◆ **Challenge a**
Collect every line of the records that contains the string "Cenários". Case counts, so match capitalization precisely.

◆ **Passage given**
Tom Stacey on how, as an act of penance, his great-great-uncle donated the great west window to King’s College Chapel
As the choristers of King’s College Chapel, Cambridge, fill our ears on radio and our eyes on television with their double Christmas bill of carols for the birth of Jesus, the light that plays upon the Chapel’s sublime fan vaulting is, as ever, exquisite. Yet behind that light I have a tale to unfold, mysterious and dark.
The Chapel’s great west window was the largest single scene in stained glass in Europe when consecrated in 1879. For all I know, it is so still. It depicts the Last Judgment — what mediaeval iconography called a ‘Doom’. Bottom right, angels with flaming swords drive the damned down into one of Saddam Hussein’s torture dens. Bottom left, the blessed are ushered up to Paradise by heavenly facilitators and angels blowing straightened-out trombones.

◆ **Material**
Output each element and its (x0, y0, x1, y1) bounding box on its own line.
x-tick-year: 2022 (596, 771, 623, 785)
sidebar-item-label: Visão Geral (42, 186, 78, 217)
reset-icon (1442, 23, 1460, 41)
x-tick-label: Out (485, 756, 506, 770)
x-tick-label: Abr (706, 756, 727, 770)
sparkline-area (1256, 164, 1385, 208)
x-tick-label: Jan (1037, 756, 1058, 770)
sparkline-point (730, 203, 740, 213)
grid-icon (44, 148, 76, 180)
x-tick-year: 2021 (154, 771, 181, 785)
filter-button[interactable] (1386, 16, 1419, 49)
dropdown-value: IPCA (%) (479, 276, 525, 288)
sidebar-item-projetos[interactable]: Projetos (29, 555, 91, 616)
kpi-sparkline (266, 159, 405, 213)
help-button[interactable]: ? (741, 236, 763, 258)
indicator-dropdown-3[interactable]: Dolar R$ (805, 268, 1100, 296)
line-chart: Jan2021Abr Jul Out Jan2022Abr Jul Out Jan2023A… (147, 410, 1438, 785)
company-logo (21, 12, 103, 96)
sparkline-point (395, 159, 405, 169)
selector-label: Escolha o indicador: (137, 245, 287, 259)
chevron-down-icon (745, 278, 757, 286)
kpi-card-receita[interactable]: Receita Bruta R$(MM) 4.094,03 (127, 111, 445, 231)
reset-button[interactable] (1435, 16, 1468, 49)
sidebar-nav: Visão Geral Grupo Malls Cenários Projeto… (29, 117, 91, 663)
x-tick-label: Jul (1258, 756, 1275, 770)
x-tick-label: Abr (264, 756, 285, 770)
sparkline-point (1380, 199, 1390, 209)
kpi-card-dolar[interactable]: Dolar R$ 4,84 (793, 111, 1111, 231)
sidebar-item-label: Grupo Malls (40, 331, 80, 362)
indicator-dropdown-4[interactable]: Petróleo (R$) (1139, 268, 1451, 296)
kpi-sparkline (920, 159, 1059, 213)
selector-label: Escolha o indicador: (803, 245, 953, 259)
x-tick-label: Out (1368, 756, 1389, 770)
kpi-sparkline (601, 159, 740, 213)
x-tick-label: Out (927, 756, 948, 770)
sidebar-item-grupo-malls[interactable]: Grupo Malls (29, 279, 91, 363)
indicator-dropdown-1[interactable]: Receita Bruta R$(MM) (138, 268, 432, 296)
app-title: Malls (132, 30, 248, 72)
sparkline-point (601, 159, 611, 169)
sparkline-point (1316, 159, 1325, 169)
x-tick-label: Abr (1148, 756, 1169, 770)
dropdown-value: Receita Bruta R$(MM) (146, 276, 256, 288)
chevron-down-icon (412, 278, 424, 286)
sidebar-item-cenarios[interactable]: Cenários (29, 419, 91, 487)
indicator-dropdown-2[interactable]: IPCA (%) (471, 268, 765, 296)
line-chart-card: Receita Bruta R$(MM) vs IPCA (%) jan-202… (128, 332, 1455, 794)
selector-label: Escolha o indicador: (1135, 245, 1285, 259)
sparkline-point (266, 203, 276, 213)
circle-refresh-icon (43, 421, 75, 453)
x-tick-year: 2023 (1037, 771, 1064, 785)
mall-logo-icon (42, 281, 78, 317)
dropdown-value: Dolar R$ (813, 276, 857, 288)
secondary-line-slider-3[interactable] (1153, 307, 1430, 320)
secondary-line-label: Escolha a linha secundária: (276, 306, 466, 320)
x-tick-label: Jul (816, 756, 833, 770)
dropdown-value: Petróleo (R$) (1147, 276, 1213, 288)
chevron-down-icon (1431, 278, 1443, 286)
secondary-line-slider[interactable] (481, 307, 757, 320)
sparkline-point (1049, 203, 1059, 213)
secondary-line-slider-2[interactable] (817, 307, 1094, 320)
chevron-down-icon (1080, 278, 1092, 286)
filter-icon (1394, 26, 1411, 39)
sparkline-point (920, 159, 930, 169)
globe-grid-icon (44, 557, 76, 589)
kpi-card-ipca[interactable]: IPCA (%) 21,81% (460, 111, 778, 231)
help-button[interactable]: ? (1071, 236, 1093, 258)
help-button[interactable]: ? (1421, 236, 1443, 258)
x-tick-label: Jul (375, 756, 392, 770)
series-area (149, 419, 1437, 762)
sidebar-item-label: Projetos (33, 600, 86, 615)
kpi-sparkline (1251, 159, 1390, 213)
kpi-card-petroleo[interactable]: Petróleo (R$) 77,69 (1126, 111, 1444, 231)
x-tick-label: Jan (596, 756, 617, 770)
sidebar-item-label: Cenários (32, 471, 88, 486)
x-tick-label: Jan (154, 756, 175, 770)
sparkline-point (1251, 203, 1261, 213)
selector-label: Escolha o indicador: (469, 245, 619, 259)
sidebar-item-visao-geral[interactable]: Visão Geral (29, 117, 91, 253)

◆ **Challenge b**
According to the passage about the great west window of King's College Chapel, in what year was the window consecrated?

◆ **Finished answer a**
sidebar-nav: Visão Geral Grupo Malls Cenários Projeto… (29, 117, 91, 663)
sidebar-item-cenarios[interactable]: Cenários (29, 419, 91, 487)
sidebar-item-label: Cenários (32, 471, 88, 486)

◆ **Finished answer b**
1879